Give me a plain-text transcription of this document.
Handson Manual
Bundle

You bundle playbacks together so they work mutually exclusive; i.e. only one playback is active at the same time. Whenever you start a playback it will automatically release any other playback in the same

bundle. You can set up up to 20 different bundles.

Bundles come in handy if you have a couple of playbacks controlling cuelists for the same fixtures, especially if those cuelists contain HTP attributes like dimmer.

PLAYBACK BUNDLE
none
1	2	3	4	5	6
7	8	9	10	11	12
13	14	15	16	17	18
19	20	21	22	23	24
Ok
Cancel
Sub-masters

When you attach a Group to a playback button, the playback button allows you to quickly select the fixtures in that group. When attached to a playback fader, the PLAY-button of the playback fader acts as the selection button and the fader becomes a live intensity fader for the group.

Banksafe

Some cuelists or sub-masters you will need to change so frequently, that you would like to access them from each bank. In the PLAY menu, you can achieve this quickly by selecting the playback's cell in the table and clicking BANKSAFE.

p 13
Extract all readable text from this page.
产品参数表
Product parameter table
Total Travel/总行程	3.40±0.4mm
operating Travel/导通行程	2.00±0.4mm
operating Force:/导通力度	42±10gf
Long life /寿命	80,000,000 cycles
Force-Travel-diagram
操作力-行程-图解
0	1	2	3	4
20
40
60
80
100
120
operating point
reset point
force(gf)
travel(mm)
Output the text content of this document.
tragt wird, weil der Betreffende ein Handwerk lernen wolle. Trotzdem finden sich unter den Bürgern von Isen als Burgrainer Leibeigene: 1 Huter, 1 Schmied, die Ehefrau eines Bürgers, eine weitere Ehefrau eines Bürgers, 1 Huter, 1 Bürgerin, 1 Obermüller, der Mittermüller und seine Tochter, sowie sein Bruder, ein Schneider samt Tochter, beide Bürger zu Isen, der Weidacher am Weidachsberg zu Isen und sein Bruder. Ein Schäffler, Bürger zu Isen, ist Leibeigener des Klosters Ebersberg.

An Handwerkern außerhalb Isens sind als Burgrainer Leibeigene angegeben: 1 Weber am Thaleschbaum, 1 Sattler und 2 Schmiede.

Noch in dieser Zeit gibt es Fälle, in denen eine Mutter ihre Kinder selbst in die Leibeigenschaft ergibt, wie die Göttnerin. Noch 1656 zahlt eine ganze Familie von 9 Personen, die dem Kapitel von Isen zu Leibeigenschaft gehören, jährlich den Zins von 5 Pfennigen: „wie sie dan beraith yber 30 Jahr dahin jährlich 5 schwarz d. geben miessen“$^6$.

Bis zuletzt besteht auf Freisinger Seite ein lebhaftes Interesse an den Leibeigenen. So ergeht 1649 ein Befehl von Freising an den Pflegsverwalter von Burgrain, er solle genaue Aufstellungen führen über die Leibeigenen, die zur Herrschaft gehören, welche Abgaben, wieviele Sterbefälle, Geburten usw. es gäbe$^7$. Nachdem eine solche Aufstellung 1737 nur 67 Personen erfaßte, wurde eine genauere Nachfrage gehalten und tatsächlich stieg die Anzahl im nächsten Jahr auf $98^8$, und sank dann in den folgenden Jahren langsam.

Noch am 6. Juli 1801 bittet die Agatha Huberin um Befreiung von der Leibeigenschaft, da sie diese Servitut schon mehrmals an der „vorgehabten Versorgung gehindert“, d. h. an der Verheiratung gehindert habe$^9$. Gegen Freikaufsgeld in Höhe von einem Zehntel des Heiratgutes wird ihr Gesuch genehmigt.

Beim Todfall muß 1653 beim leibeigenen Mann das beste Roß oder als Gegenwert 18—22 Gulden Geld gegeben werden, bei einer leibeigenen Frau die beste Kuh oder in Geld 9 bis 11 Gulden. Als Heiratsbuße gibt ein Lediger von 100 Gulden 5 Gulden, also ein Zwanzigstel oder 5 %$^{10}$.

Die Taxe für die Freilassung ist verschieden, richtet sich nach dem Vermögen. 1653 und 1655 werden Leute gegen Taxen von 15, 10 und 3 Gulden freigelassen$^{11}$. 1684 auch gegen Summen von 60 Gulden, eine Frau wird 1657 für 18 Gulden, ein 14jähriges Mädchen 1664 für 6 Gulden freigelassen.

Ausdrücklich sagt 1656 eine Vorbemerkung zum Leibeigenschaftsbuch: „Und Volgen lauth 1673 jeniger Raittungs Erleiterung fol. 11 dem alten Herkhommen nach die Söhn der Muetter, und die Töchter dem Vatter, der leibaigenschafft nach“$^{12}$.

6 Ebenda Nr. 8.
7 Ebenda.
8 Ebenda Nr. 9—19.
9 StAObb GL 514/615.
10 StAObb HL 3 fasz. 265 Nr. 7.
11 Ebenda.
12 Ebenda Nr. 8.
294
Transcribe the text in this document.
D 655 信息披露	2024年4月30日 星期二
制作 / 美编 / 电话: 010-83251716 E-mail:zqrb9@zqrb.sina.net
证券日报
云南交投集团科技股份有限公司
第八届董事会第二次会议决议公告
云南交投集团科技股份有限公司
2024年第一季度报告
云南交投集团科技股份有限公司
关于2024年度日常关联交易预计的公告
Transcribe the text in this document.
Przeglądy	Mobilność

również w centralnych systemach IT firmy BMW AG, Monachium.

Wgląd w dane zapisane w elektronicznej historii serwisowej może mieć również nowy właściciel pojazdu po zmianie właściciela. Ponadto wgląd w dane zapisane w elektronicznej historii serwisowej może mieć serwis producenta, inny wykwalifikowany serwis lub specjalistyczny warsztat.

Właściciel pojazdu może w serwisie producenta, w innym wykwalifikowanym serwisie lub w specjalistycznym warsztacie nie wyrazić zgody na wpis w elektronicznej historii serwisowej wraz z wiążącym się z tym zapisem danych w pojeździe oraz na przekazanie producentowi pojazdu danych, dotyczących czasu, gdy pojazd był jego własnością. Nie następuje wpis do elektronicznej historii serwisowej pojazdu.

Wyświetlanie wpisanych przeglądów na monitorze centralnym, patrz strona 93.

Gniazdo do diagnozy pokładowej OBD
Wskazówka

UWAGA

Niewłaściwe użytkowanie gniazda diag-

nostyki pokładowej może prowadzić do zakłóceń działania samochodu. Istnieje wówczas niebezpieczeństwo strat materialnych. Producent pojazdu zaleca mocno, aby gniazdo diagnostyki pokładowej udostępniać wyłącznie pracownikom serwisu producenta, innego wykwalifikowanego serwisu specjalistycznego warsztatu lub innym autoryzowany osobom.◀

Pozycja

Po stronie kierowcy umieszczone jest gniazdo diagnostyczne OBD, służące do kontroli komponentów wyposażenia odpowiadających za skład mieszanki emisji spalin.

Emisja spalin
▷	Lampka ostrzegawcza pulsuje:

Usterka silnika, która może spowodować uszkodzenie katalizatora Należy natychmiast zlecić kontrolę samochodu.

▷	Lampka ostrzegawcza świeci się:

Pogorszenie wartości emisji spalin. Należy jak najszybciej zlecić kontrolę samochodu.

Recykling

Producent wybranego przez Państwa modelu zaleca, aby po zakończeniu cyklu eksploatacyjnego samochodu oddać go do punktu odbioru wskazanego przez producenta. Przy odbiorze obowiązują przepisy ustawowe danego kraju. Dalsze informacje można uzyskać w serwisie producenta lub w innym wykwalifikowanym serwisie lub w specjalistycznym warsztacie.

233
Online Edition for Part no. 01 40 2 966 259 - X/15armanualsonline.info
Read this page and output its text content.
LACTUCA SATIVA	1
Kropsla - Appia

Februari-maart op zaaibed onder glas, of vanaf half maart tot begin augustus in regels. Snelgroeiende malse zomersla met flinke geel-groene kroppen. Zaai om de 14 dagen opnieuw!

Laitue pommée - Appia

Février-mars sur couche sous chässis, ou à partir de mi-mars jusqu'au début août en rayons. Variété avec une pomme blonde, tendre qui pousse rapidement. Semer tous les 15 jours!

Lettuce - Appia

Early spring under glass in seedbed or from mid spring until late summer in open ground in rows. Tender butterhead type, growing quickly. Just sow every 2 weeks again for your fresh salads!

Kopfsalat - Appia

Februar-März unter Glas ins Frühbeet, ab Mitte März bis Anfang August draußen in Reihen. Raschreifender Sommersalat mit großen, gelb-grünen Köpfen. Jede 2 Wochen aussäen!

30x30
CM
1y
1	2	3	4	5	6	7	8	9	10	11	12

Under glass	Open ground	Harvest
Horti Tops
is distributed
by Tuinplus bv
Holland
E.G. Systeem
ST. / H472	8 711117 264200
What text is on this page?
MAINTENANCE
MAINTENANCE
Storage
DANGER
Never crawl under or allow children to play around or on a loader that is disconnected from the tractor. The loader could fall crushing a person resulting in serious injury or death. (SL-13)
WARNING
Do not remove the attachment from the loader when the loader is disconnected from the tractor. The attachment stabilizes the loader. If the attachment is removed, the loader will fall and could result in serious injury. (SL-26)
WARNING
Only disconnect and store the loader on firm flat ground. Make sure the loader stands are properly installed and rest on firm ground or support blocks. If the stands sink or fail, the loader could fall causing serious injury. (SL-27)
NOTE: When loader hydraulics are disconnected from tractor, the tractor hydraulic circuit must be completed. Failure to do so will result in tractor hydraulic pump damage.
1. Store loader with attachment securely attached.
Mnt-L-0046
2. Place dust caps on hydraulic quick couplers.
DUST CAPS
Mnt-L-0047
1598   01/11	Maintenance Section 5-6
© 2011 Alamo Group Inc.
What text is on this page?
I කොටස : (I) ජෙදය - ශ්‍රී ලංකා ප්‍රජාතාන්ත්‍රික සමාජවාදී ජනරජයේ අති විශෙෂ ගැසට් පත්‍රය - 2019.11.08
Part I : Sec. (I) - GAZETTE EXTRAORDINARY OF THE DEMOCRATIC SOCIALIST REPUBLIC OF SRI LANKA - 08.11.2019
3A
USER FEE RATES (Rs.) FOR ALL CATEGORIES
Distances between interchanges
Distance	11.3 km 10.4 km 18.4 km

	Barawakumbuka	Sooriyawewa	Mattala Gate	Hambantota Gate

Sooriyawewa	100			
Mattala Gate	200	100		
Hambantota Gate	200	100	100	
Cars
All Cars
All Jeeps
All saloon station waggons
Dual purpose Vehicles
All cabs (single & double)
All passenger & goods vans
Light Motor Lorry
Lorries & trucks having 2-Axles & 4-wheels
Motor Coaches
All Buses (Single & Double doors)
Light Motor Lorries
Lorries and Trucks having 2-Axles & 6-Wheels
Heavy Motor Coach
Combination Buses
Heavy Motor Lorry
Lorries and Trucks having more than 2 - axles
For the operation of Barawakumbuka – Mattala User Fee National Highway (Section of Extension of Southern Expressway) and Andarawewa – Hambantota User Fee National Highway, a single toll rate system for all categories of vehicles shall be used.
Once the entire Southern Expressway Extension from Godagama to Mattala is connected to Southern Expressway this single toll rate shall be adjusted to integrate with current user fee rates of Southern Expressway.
◇ ◇ ◇ ◇ ◇ ◇ ◇
Task prompt:
Search the entries for the word "document" and pick out every line that holds it.

Answer in full:
Give me a plain-text transcription of this document.
Output the text content of this document.
Transcribe the text in this document.
Transcribe the text in this document.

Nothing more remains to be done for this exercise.